**Passage given:**
Feelings, its nothing more than feelings

Its time for me to look back at my trip and I was trying to find the right words. I realized that my trip probably cannot be a sum of words but more of a sum of feelings.

I felt longing to land in the country of my birth.
I felt joyous to spend a few days at home.
I looked forward to a trip of discovering the south.
I basked in the warmth especially coming from a cold place.
I felt frustrated by the sheer inefficiencies at different places.
I felt helpless when you don’t have the power to change anything.
I felt angry that the politicians and the police rule as if they are above the constitution of the country.
I couldn’t surmount the challenges of trying to converse in a language alien to me in a country which was my own.
I mastered a sort of sign language to assist conversation.
I loved the feeling of a light breeze while enjoying the 4 o’clock cup of tea on a terrace.
I still have an insatiable appetite to try out the different cuisines available here.
I had pangs of guilt when a man almost twice my age called me sir.
I grew sick of the pollution and the bad traffic.
I am going to be cautious stepping out incase people decide to celebrate holi a day early.
I feel lucky that the bomb at the German Bakery in Pune wasn’t set for the day before.
I am glad that in spite of the time I have spent out of this country, I don’t feel like an outsider.
I feel amazed that the poorest of the poor still have a smile on their face at the end of the day.

There has just been one main feeling to sum up my past 6 weeks here, I’ve felt alive.

The barbershop

It was time for me to head towards one of India’s favorite weekend hangout, the barbershop. Its funny how the different spectrum of people that the barbershop attracts.

You will always have the kid who is generally jumping off the wall, but as soon as he sits on that chair its like he might as well be in a coma. The fear of the scissors is all pervasive. You will also have the balding man hanging on to his old sense of self. Sure enough, in he walks asking the owner if his hair has grown enough to require a haircut which is obviously met with a resounding yes.

**Data for this task:**

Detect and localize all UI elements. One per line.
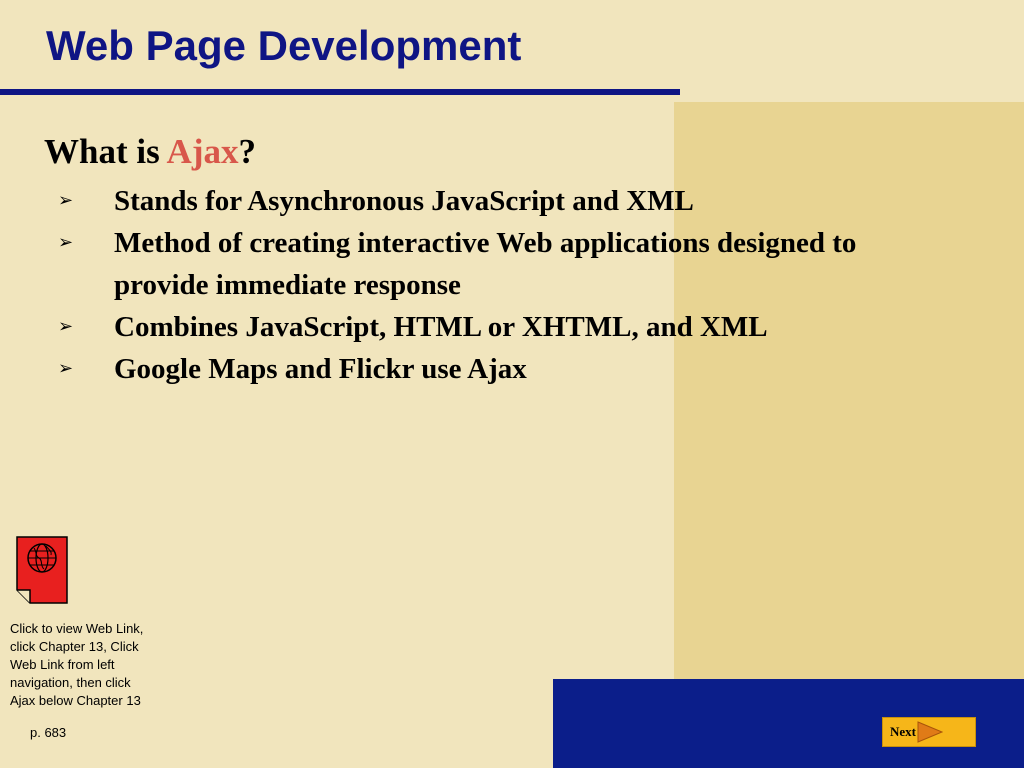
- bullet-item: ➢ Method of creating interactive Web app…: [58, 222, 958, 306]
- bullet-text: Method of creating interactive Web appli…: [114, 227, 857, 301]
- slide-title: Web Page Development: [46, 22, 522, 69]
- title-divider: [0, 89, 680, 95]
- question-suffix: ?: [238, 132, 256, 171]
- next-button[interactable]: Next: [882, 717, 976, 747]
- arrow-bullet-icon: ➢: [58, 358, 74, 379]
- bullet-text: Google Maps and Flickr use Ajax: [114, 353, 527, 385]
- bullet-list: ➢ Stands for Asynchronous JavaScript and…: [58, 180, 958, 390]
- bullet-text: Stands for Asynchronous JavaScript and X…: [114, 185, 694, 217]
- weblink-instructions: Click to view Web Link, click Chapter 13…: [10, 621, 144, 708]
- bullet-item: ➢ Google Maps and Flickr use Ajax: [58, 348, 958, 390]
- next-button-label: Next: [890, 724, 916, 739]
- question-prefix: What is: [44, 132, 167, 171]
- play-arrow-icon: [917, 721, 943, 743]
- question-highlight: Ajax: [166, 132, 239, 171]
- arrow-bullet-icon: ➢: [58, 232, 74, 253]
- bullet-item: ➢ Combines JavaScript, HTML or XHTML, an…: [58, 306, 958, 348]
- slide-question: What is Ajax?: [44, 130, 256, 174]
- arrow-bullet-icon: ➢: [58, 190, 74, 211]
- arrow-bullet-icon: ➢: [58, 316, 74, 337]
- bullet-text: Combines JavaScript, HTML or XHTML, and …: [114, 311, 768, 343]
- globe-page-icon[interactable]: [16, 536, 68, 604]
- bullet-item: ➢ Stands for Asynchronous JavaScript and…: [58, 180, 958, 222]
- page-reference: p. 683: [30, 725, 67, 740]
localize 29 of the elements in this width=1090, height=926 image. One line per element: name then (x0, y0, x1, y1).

**Exercise requirements:**
(1) Rename "arrow-bullet-icon" to "arrow-marker-icon" in the records, starting with the line with "- bullet-item: ➢ Method" and going on through the line with "- bullet-text: Google". Give back only those lines, with everything else unchanged.
(2) Write what follows next in the travel piece about returning to India.

**Answers for this exercise:**
(1)
- bullet-item: ➢ Method of creating interactive Web app…: [58, 222, 958, 306]
- bullet-text: Method of creating interactive Web appli…: [114, 227, 857, 301]
- slide-title: Web Page Development: [46, 22, 522, 69]
- title-divider: [0, 89, 680, 95]
- question-suffix: ?: [238, 132, 256, 171]
- next-button[interactable]: Next: [882, 717, 976, 747]
- arrow-marker-icon: ➢: [58, 358, 74, 379]
- bullet-text: Google Maps and Flickr use Ajax: [114, 353, 527, 385]

(2)
I sat down for a haircut, a shave and a good dose of tel maalish (oil massage). The burning aftershave did have me reminiscing the couple of layers of skin that I lost to the shave though. Ofcourse the tel maalish did wonders and I’ll really miss that part till I can visit a barbershop in India again.

Pune Week 3

Monday Lunch – Back to North Indian food at the norther frontier. Had kehwa for the first time and I can say I’m not a big fan of the tea served in the mountains up north.
Monday Dinner – Went to Bounty Sizzlers. Its been a while since I’ve had sizzlers and the food was scrumptious.

Tuesday Lunch – After passing by Burger Barn on numerous occasions, I finally tried the veggie burger with desi options and I can honestly say it was one of the best veggie burgers I’ve had.
Tuesday Dinner – Tried out italian at one of the places at the ABC farms. The pizza wasn’t all that terrible.

Wednesday Lunch – Went to casanova for a multi cuisine lunch. Make your own pasta had its charm and the buffet was generally good.
Wednesday Dinner – Didnt want to head out for dinner as I was engrossed in the cricket game and Mike was gracious enough to grab me a McVeggie from McDee’s.

Thursday Lunch – One last trip to Kathi Cottage to have a couple of kathi rolls. I’m going to miss this place the most.
Thursday Dinner – After a lot of searching we finally found the hidden Hard Rock Cafe. The food was so so but I can see the attraction for those who miss America. It was great to see Raju breeze past the security checks with utter disdain though we werent as lucky.

Friday Lunch – The last day of the pune leg of my trip saw us at the Great Punjab at Koregaon park. The food was amazing and the title seems well deserved.

Pune Week 2

Mon afternoon – Checked out Sanjeev Kapoor’s yellow chili at koregaon park, the food was bland and quite disappointing.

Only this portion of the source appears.